Fragments vs JAK1, a sequel from LEO

Four years ago we highlighted a paper from LEO Pharma describing inhibitors of the kinase JAK1, which is implicated in a host of inflammatory conditions. Although they developed low nanomolar inhibitors, these showed phototoxicity, which was unacceptable for the topical applications the researchers had in mind. The molecules were also not selective against closely related JAK2, whose inhibition can cause neutropenia and anemia. A recent paper in J. Med. Chem from Andrea Ritźen and collaborators at LEO and GVK Biosciences describes a more selective series.

As mentioned previously, hits came from about 500 fragments screened against JAK2 using SPR and validated in a biochemical assay against JAK1. Most fragments had similar activities against both proteins, but compound 1 was moderately selective for the latter. Initial SAR around the fragment revealed that the methyl group was essential to activity and that methylating the pyrazole nitrogen atoms also obliterated binding. The molecule looks like a hinge-binder, but because it can assume four different tautomers docking was difficult. Fortunately, replacing the difluoromethyl substituent with a phenyl ring in compound 6 improved affinity and led to a crystal structure, which showed the methyl group making lipophilic interactions with the protein.

Page layout parsing data:

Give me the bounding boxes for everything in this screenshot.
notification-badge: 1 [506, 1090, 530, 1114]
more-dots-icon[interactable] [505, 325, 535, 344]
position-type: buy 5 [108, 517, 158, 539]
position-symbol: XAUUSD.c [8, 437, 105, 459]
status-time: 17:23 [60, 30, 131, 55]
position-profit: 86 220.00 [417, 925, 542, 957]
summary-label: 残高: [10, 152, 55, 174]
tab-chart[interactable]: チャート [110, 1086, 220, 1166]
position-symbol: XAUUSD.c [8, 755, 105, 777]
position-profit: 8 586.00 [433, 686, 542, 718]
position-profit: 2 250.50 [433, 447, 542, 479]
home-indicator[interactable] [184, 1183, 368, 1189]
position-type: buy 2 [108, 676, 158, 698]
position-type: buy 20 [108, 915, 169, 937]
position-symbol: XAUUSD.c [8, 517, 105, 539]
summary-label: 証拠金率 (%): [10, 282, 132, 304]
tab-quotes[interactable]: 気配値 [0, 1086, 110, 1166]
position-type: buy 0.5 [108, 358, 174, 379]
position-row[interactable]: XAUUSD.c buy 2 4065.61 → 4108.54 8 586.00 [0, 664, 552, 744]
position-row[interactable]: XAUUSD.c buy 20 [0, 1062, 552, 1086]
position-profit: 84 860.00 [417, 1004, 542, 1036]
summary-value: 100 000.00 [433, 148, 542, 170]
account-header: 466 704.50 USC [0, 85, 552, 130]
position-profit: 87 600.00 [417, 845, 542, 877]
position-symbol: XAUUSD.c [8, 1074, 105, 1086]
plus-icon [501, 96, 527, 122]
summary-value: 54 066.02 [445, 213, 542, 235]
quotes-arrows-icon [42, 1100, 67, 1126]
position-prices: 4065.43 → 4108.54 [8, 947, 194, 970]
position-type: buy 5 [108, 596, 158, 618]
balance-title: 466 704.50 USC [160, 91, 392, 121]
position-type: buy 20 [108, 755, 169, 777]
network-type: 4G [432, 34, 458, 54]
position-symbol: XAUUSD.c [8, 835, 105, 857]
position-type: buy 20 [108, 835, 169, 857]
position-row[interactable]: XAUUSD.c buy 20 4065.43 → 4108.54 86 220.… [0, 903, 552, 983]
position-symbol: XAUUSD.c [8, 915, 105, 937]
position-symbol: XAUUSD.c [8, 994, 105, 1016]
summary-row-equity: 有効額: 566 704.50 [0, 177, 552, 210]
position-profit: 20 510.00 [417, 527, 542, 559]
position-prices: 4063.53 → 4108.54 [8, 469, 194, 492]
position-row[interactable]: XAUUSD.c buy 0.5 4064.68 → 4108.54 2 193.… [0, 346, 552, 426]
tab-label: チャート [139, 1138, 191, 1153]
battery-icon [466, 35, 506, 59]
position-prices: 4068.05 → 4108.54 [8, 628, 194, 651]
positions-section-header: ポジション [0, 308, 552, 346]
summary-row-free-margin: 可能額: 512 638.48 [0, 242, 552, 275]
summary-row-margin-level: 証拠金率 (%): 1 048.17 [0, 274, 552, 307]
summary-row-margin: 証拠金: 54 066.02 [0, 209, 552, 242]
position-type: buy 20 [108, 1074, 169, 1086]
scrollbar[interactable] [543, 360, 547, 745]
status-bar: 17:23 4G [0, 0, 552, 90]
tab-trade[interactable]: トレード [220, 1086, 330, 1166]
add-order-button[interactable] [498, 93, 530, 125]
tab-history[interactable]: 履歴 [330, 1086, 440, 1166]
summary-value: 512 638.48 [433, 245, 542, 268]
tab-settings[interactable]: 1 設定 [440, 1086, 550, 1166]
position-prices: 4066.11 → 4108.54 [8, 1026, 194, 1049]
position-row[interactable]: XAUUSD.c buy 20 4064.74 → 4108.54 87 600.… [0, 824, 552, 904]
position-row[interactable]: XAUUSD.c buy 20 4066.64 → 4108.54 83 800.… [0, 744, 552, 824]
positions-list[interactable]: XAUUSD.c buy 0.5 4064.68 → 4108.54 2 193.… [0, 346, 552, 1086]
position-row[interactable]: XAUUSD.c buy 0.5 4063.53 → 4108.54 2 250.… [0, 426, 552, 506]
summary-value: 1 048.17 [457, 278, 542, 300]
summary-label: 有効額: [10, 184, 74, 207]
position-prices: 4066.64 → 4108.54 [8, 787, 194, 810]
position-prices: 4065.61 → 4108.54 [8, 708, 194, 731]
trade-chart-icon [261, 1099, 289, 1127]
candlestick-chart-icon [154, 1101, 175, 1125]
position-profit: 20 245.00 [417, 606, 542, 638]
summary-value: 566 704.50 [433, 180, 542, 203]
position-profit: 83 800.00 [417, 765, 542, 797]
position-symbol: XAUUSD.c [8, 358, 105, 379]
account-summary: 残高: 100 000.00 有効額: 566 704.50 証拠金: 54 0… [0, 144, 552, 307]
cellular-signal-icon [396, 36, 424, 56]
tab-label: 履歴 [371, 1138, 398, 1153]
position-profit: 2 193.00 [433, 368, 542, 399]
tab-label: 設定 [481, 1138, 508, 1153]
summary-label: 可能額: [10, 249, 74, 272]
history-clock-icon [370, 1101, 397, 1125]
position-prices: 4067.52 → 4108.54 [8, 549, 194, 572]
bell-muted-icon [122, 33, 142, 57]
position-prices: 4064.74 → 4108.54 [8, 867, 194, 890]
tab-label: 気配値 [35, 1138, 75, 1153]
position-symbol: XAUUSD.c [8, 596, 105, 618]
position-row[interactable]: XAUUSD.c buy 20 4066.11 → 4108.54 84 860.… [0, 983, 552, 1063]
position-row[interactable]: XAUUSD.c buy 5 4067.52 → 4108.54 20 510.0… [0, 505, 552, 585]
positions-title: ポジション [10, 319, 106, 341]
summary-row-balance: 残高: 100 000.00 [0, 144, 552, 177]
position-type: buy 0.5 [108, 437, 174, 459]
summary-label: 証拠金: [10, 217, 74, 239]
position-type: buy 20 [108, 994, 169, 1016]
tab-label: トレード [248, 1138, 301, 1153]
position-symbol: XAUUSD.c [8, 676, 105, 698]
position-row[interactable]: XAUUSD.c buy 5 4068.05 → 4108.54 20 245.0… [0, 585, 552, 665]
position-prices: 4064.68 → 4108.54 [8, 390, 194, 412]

Exercise details
According to the post on fragments against JAK1, which group on compound 1 was found to be essential to activity?

Solution to this exercise
The methyl group.